>> START
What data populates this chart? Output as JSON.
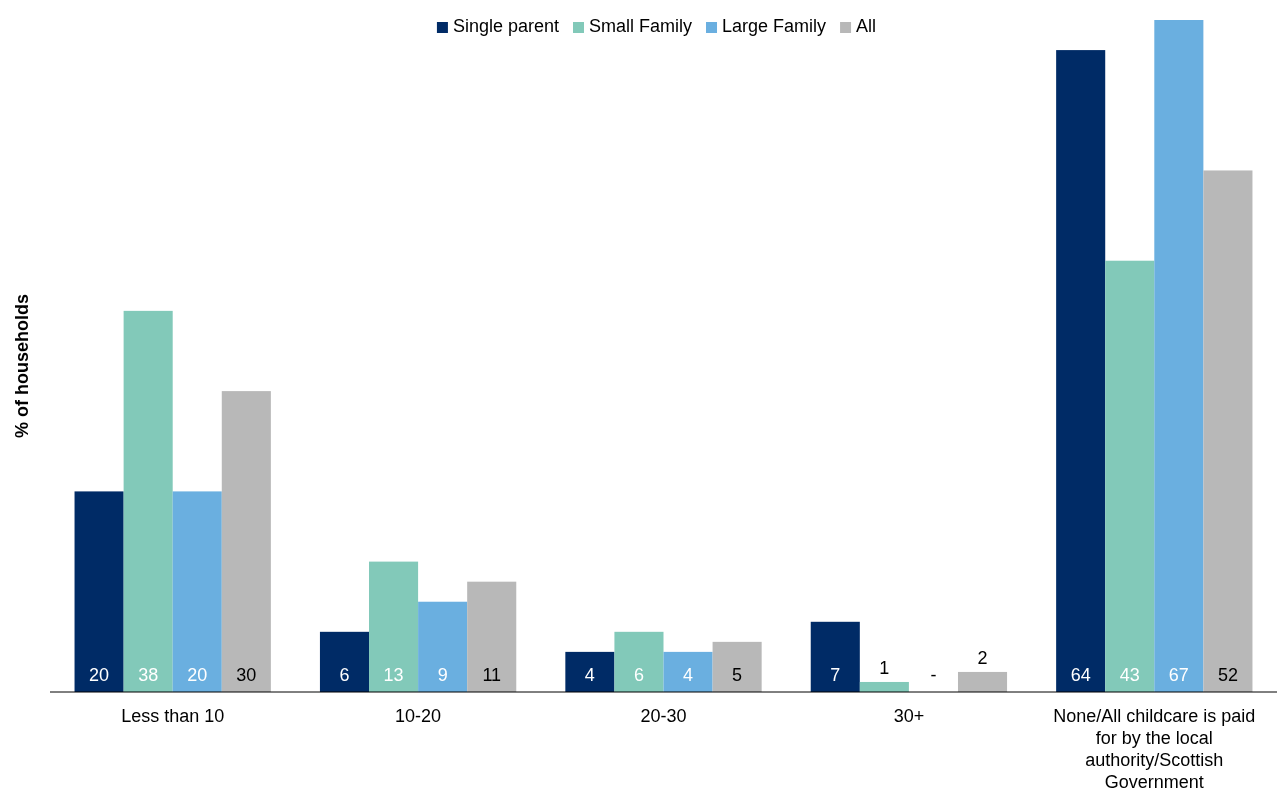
{
  "chart_data": {
    "type": "bar",
    "ylabel": "% of households",
    "legend": "top",
    "categories": [
      "Less than 10",
      "10-20",
      "20-30",
      "30+",
      "None/All childcare is paid for by the local authority/Scottish Government"
    ],
    "series": [
      {
        "name": "Single parent",
        "color": "#002b66",
        "values": [
          20,
          6,
          4,
          7,
          64
        ],
        "value_labels": [
          "20",
          "6",
          "4",
          "7",
          "64"
        ]
      },
      {
        "name": "Small Family",
        "color": "#82c9b9",
        "values": [
          38,
          13,
          6,
          1,
          43
        ],
        "value_labels": [
          "38",
          "13",
          "6",
          "1",
          "43"
        ]
      },
      {
        "name": "Large Family",
        "color": "#6aafe0",
        "values": [
          20,
          9,
          4,
          null,
          67
        ],
        "value_labels": [
          "20",
          "9",
          "4",
          "-",
          "67"
        ]
      },
      {
        "name": "All",
        "color": "#b8b8b8",
        "values": [
          30,
          11,
          5,
          2,
          52
        ],
        "value_labels": [
          "30",
          "11",
          "5",
          "2",
          "52"
        ]
      }
    ]
  }
}
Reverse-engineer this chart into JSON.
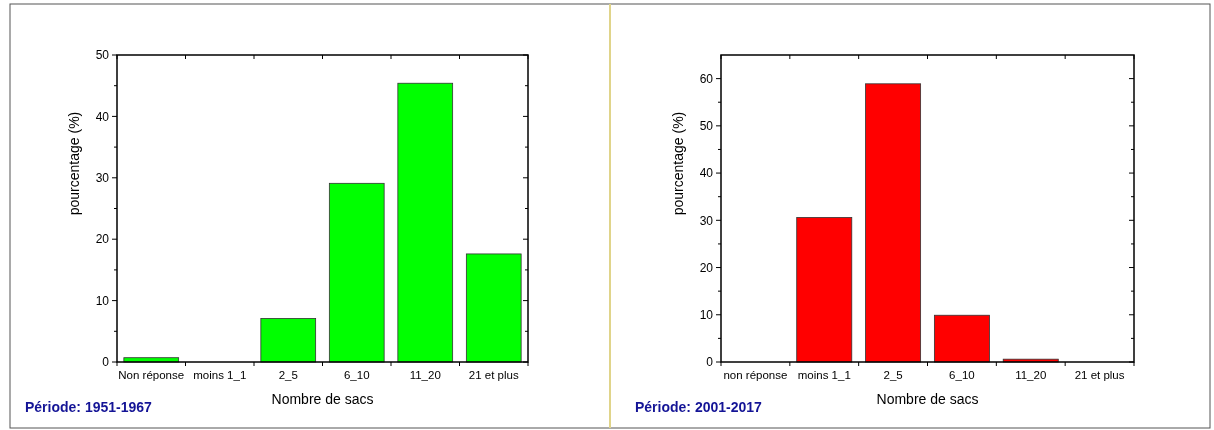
{
  "chart_data": [
    {
      "type": "bar",
      "categories": [
        "Non réponse",
        "moins 1_1",
        "2_5",
        "6_10",
        "11_20",
        "21 et plus"
      ],
      "values": [
        0.7,
        0,
        7.1,
        29.1,
        45.4,
        17.6
      ],
      "color": "#00ff00",
      "ylim": [
        0,
        50
      ],
      "yticks": [
        0,
        10,
        20,
        30,
        40,
        50
      ],
      "xlabel": "Nombre de sacs",
      "ylabel": "pourcentage (%)",
      "annotations": [
        "Période: 1951-1967"
      ]
    },
    {
      "type": "bar",
      "categories": [
        "non réponse",
        "moins 1_1",
        "2_5",
        "6_10",
        "11_20",
        "21 et plus"
      ],
      "values": [
        0,
        30.6,
        58.9,
        9.9,
        0.6,
        0
      ],
      "color": "#ff0000",
      "ylim": [
        0,
        65
      ],
      "yticks": [
        0,
        10,
        20,
        30,
        40,
        50,
        60
      ],
      "xlabel": "Nombre de sacs",
      "ylabel": "pourcentage (%)",
      "annotations": [
        "Période: 2001-2017"
      ]
    }
  ]
}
>> END
◆ What the exercise asks: Transcribe all entries above exactly. Drop the pictures.

◆ Solution for this task:
What data populates this chart? Output as JSON.
{
  "chart_data": {
    "type": "bar",
    "ylabel": "% of households",
    "legend": "top",
    "categories": [
      "Less than 10",
      "10-20",
      "20-30",
      "30+",
      "None/All childcare is paid for by the local authority/Scottish Government"
    ],
    "series": [
      {
        "name": "Single parent",
        "color": "#002b66",
        "values": [
          20,
          6,
          4,
          7,
          64
        ],
        "value_labels": [
          "20",
          "6",
          "4",
          "7",
          "64"
        ]
      },
      {
        "name": "Small Family",
        "color": "#82c9b9",
        "values": [
          38,
          13,
          6,
          1,
          43
        ],
        "value_labels": [
          "38",
          "13",
          "6",
          "1",
          "43"
        ]
      },
      {
        "name": "Large Family",
        "color": "#6aafe0",
        "values": [
          20,
          9,
          4,
          null,
          67
        ],
        "value_labels": [
          "20",
          "9",
          "4",
          "-",
          "67"
        ]
      },
      {
        "name": "All",
        "color": "#b8b8b8",
        "values": [
          30,
          11,
          5,
          2,
          52
        ],
        "value_labels": [
          "30",
          "11",
          "5",
          "2",
          "52"
        ]
      }
    ]
  }
}
Reverse-engineer this chart into JSON.
{
  "chart_data": [
    {
      "type": "bar",
      "categories": [
        "Non réponse",
        "moins 1_1",
        "2_5",
        "6_10",
        "11_20",
        "21 et plus"
      ],
      "values": [
        0.7,
        0,
        7.1,
        29.1,
        45.4,
        17.6
      ],
      "color": "#00ff00",
      "ylim": [
        0,
        50
      ],
      "yticks": [
        0,
        10,
        20,
        30,
        40,
        50
      ],
      "xlabel": "Nombre de sacs",
      "ylabel": "pourcentage (%)",
      "annotations": [
        "Période: 1951-1967"
      ]
    },
    {
      "type": "bar",
      "categories": [
        "non réponse",
        "moins 1_1",
        "2_5",
        "6_10",
        "11_20",
        "21 et plus"
      ],
      "values": [
        0,
        30.6,
        58.9,
        9.9,
        0.6,
        0
      ],
      "color": "#ff0000",
      "ylim": [
        0,
        65
      ],
      "yticks": [
        0,
        10,
        20,
        30,
        40,
        50,
        60
      ],
      "xlabel": "Nombre de sacs",
      "ylabel": "pourcentage (%)",
      "annotations": [
        "Période: 2001-2017"
      ]
    }
  ]
}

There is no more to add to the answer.